● **Entries from a dataset**
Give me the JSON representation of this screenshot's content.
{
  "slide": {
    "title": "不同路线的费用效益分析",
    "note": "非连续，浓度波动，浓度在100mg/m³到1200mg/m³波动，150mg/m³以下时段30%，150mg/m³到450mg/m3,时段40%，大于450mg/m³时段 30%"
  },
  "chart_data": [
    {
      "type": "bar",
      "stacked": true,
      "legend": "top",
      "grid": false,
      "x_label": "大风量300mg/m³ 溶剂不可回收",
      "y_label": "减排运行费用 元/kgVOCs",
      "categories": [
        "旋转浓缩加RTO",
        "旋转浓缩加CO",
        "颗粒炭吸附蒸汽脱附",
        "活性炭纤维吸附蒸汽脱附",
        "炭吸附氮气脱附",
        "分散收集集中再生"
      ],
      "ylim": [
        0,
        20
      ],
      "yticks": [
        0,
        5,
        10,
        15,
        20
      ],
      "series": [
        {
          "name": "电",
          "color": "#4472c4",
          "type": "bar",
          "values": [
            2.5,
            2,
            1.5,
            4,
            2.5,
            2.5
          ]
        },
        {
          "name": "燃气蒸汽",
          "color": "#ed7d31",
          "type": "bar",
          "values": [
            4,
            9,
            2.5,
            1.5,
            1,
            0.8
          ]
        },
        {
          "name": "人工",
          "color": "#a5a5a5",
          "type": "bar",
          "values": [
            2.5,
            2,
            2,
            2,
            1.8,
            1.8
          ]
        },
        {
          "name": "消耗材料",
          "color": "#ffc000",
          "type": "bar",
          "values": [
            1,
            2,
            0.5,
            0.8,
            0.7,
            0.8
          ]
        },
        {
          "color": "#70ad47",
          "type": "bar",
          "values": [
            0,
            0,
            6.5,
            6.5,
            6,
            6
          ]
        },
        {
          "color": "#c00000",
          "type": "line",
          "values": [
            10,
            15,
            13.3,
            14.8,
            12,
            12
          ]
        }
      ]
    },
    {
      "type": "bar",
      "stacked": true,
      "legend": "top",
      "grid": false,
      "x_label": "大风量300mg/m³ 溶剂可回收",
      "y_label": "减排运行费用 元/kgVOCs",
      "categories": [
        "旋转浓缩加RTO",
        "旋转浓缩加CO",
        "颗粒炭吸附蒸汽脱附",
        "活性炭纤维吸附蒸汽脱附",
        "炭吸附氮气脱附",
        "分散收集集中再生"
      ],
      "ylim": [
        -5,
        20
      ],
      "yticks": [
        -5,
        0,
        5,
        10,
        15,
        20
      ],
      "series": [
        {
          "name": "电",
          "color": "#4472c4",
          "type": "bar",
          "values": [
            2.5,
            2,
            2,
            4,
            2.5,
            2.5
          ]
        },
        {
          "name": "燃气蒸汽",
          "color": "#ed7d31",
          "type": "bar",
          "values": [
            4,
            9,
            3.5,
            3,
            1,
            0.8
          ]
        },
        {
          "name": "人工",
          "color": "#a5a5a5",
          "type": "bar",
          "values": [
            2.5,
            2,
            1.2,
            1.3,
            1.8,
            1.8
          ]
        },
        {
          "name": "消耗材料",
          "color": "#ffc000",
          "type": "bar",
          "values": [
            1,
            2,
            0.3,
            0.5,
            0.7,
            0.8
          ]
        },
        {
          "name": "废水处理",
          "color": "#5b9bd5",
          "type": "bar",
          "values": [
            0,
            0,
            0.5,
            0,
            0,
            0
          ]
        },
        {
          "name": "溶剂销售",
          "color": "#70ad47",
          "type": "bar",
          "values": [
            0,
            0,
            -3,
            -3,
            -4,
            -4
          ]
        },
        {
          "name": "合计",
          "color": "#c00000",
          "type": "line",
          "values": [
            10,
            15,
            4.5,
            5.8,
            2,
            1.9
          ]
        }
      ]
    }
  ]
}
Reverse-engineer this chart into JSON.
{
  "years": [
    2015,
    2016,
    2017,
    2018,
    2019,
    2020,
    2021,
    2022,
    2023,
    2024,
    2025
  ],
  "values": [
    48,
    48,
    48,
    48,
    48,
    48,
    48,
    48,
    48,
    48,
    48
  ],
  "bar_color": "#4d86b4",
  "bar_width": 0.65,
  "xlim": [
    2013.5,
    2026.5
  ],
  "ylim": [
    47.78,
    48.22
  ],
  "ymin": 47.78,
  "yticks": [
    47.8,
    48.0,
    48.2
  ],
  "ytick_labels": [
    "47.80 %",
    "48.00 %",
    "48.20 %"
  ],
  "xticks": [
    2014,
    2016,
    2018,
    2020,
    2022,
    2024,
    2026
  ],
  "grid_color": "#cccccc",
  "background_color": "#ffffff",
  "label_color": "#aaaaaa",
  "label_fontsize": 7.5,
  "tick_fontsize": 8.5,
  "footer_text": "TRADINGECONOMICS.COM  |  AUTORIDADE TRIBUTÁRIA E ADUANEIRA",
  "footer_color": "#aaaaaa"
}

● **YOUR OBJECTIVE**
Return each line of the data exactly as written above.

● **RESPONSE**
Give me the JSON representation of this screenshot's content.
{
  "slide": {
    "title": "不同路线的费用效益分析",
    "note": "非连续，浓度波动，浓度在100mg/m³到1200mg/m³波动，150mg/m³以下时段30%，150mg/m³到450mg/m3,时段40%，大于450mg/m³时段 30%"
  },
  "chart_data": [
    {
      "type": "bar",
      "stacked": true,
      "legend": "top",
      "grid": false,
      "x_label": "大风量300mg/m³ 溶剂不可回收",
      "y_label": "减排运行费用 元/kgVOCs",
      "categories": [
        "旋转浓缩加RTO",
        "旋转浓缩加CO",
        "颗粒炭吸附蒸汽脱附",
        "活性炭纤维吸附蒸汽脱附",
        "炭吸附氮气脱附",
        "分散收集集中再生"
      ],
      "ylim": [
        0,
        20
      ],
      "yticks": [
        0,
        5,
        10,
        15,
        20
      ],
      "series": [
        {
          "name": "电",
          "color": "#4472c4",
          "type": "bar",
          "values": [
            2.5,
            2,
            1.5,
            4,
            2.5,
            2.5
          ]
        },
        {
          "name": "燃气蒸汽",
          "color": "#ed7d31",
          "type": "bar",
          "values": [
            4,
            9,
            2.5,
            1.5,
            1,
            0.8
          ]
        },
        {
          "name": "人工",
          "color": "#a5a5a5",
          "type": "bar",
          "values": [
            2.5,
            2,
            2,
            2,
            1.8,
            1.8
          ]
        },
        {
          "name": "消耗材料",
          "color": "#ffc000",
          "type": "bar",
          "values": [
            1,
            2,
            0.5,
            0.8,
            0.7,
            0.8
          ]
        },
        {
          "color": "#70ad47",
          "type": "bar",
          "values": [
            0,
            0,
            6.5,
            6.5,
            6,
            6
          ]
        },
        {
          "color": "#c00000",
          "type": "line",
          "values": [
            10,
            15,
            13.3,
            14.8,
            12,
            12
          ]
        }
      ]
    },
    {
      "type": "bar",
      "stacked": true,
      "legend": "top",
      "grid": false,
      "x_label": "大风量300mg/m³ 溶剂可回收",
      "y_label": "减排运行费用 元/kgVOCs",
      "categories": [
        "旋转浓缩加RTO",
        "旋转浓缩加CO",
        "颗粒炭吸附蒸汽脱附",
        "活性炭纤维吸附蒸汽脱附",
        "炭吸附氮气脱附",
        "分散收集集中再生"
      ],
      "ylim": [
        -5,
        20
      ],
      "yticks": [
        -5,
        0,
        5,
        10,
        15,
        20
      ],
      "series": [
        {
          "name": "电",
          "color": "#4472c4",
          "type": "bar",
          "values": [
            2.5,
            2,
            2,
            4,
            2.5,
            2.5
          ]
        },
        {
          "name": "燃气蒸汽",
          "color": "#ed7d31",
          "type": "bar",
          "values": [
            4,
            9,
            3.5,
            3,
            1,
            0.8
          ]
        },
        {
          "name": "人工",
          "color": "#a5a5a5",
          "type": "bar",
          "values": [
            2.5,
            2,
            1.2,
            1.3,
            1.8,
            1.8
          ]
        },
        {
          "name": "消耗材料",
          "color": "#ffc000",
          "type": "bar",
          "values": [
            1,
            2,
            0.3,
            0.5,
            0.7,
            0.8
          ]
        },
        {
          "name": "废水处理",
          "color": "#5b9bd5",
          "type": "bar",
          "values": [
            0,
            0,
            0.5,
            0,
            0,
            0
          ]
        },
        {
          "name": "溶剂销售",
          "color": "#70ad47",
          "type": "bar",
          "values": [
            0,
            0,
            -3,
            -3,
            -4,
            -4
          ]
        },
        {
          "name": "合计",
          "color": "#c00000",
          "type": "line",
          "values": [
            10,
            15,
            4.5,
            5.8,
            2,
            1.9
          ]
        }
      ]
    }
  ]
}
Reverse-engineer this chart into JSON.
{
  "years": [
    2015,
    2016,
    2017,
    2018,
    2019,
    2020,
    2021,
    2022,
    2023,
    2024,
    2025
  ],
  "values": [
    48,
    48,
    48,
    48,
    48,
    48,
    48,
    48,
    48,
    48,
    48
  ],
  "bar_color": "#4d86b4",
  "bar_width": 0.65,
  "xlim": [
    2013.5,
    2026.5
  ],
  "ylim": [
    47.78,
    48.22
  ],
  "ymin": 47.78,
  "yticks": [
    47.8,
    48.0,
    48.2
  ],
  "ytick_labels": [
    "47.80 %",
    "48.00 %",
    "48.20 %"
  ],
  "xticks": [
    2014,
    2016,
    2018,
    2020,
    2022,
    2024,
    2026
  ],
  "grid_color": "#cccccc",
  "background_color": "#ffffff",
  "label_color": "#aaaaaa",
  "label_fontsize": 7.5,
  "tick_fontsize": 8.5,
  "footer_text": "TRADINGECONOMICS.COM  |  AUTORIDADE TRIBUTÁRIA E ADUANEIRA",
  "footer_color": "#aaaaaa"
}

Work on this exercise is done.